**Task requirements:** Go through the material below and report how many lines contain "bindTime". Give only the number.

** START OF Record set **

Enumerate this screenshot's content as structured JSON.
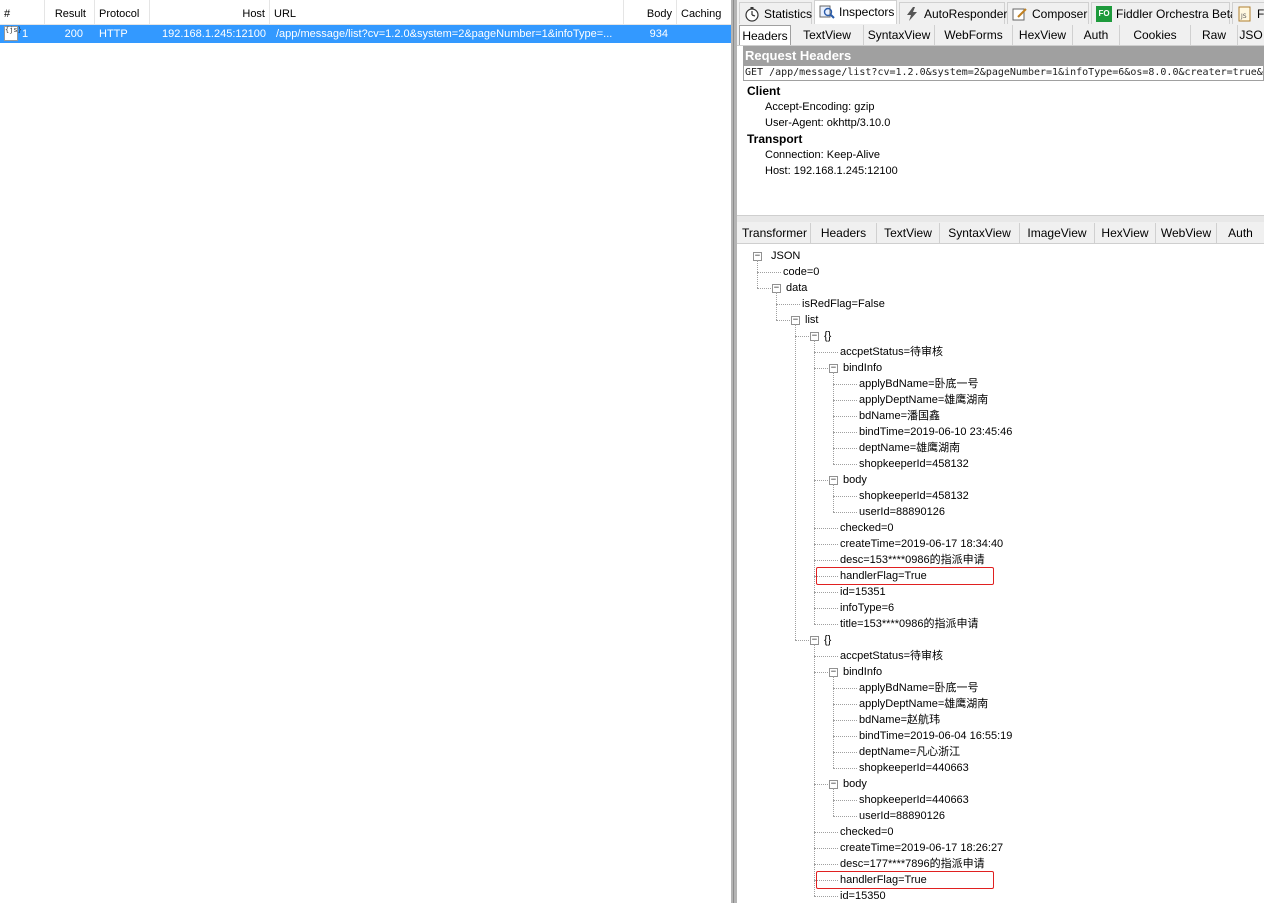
{
  "sessions": {
    "columns": [
      "#",
      "Result",
      "Protocol",
      "Host",
      "URL",
      "Body",
      "Caching"
    ],
    "rows": [
      {
        "id": "1",
        "result": "200",
        "protocol": "HTTP",
        "host": "192.168.1.245:12100",
        "url": "/app/message/list?cv=1.2.0&system=2&pageNumber=1&infoType=...",
        "body": "934",
        "caching": "",
        "icon_text": "{js\non}"
      }
    ]
  },
  "inspectors": {
    "main_tabs": [
      {
        "label": "Statistics",
        "icon": "stopwatch-icon"
      },
      {
        "label": "Inspectors",
        "icon": "magnifier-icon"
      },
      {
        "label": "AutoResponder",
        "icon": "lightning-icon"
      },
      {
        "label": "Composer",
        "icon": "compose-icon"
      },
      {
        "label": "Fiddler Orchestra Beta",
        "icon": "fo-icon",
        "icon_text": "FO"
      },
      {
        "label": "F",
        "icon": "js-icon"
      }
    ],
    "request_tabs": [
      "Headers",
      "TextView",
      "SyntaxView",
      "WebForms",
      "HexView",
      "Auth",
      "Cookies",
      "Raw",
      "JSO"
    ],
    "request_headers": {
      "title": "Request Headers",
      "request_line": "GET /app/message/list?cv=1.2.0&system=2&pageNumber=1&infoType=6&os=8.0.0&creater=true&s",
      "groups": [
        {
          "name": "Client",
          "items": [
            "Accept-Encoding: gzip",
            "User-Agent: okhttp/3.10.0"
          ]
        },
        {
          "name": "Transport",
          "items": [
            "Connection: Keep-Alive",
            "Host: 192.168.1.245:12100"
          ]
        }
      ]
    },
    "response_tabs": [
      "Transformer",
      "Headers",
      "TextView",
      "SyntaxView",
      "ImageView",
      "HexView",
      "WebView",
      "Auth"
    ],
    "json_tree": [
      {
        "t": "JSON",
        "d": 0,
        "box": "-"
      },
      {
        "t": "code=0",
        "d": 1
      },
      {
        "t": "data",
        "d": 1,
        "box": "-"
      },
      {
        "t": "isRedFlag=False",
        "d": 2
      },
      {
        "t": "list",
        "d": 2,
        "box": "-"
      },
      {
        "t": "{}",
        "d": 3,
        "box": "-"
      },
      {
        "t": "accpetStatus=待审核",
        "d": 4
      },
      {
        "t": "bindInfo",
        "d": 4,
        "box": "-"
      },
      {
        "t": "applyBdName=卧底一号",
        "d": 5
      },
      {
        "t": "applyDeptName=雄鹰湖南",
        "d": 5
      },
      {
        "t": "bdName=潘国鑫",
        "d": 5
      },
      {
        "t": "bindTime=2019-06-10 23:45:46",
        "d": 5
      },
      {
        "t": "deptName=雄鹰湖南",
        "d": 5
      },
      {
        "t": "shopkeeperId=458132",
        "d": 5
      },
      {
        "t": "body",
        "d": 4,
        "box": "-"
      },
      {
        "t": "shopkeeperId=458132",
        "d": 5
      },
      {
        "t": "userId=88890126",
        "d": 5
      },
      {
        "t": "checked=0",
        "d": 4
      },
      {
        "t": "createTime=2019-06-17 18:34:40",
        "d": 4
      },
      {
        "t": "desc=153****0986的指派申请",
        "d": 4
      },
      {
        "t": "handlerFlag=True",
        "d": 4,
        "hl": true
      },
      {
        "t": "id=15351",
        "d": 4
      },
      {
        "t": "infoType=6",
        "d": 4
      },
      {
        "t": "title=153****0986的指派申请",
        "d": 4
      },
      {
        "t": "{}",
        "d": 3,
        "box": "-"
      },
      {
        "t": "accpetStatus=待审核",
        "d": 4
      },
      {
        "t": "bindInfo",
        "d": 4,
        "box": "-"
      },
      {
        "t": "applyBdName=卧底一号",
        "d": 5
      },
      {
        "t": "applyDeptName=雄鹰湖南",
        "d": 5
      },
      {
        "t": "bdName=赵航玮",
        "d": 5
      },
      {
        "t": "bindTime=2019-06-04 16:55:19",
        "d": 5
      },
      {
        "t": "deptName=凡心浙江",
        "d": 5
      },
      {
        "t": "shopkeeperId=440663",
        "d": 5
      },
      {
        "t": "body",
        "d": 4,
        "box": "-"
      },
      {
        "t": "shopkeeperId=440663",
        "d": 5
      },
      {
        "t": "userId=88890126",
        "d": 5
      },
      {
        "t": "checked=0",
        "d": 4
      },
      {
        "t": "createTime=2019-06-17 18:26:27",
        "d": 4
      },
      {
        "t": "desc=177****7896的指派申请",
        "d": 4
      },
      {
        "t": "handlerFlag=True",
        "d": 4,
        "hl": true
      },
      {
        "t": "id=15350",
        "d": 4
      }
    ],
    "highlight_color": "#e02020",
    "selection_color": "#3399ff"
  }
}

** END OF Record set **

**Expected output:** 2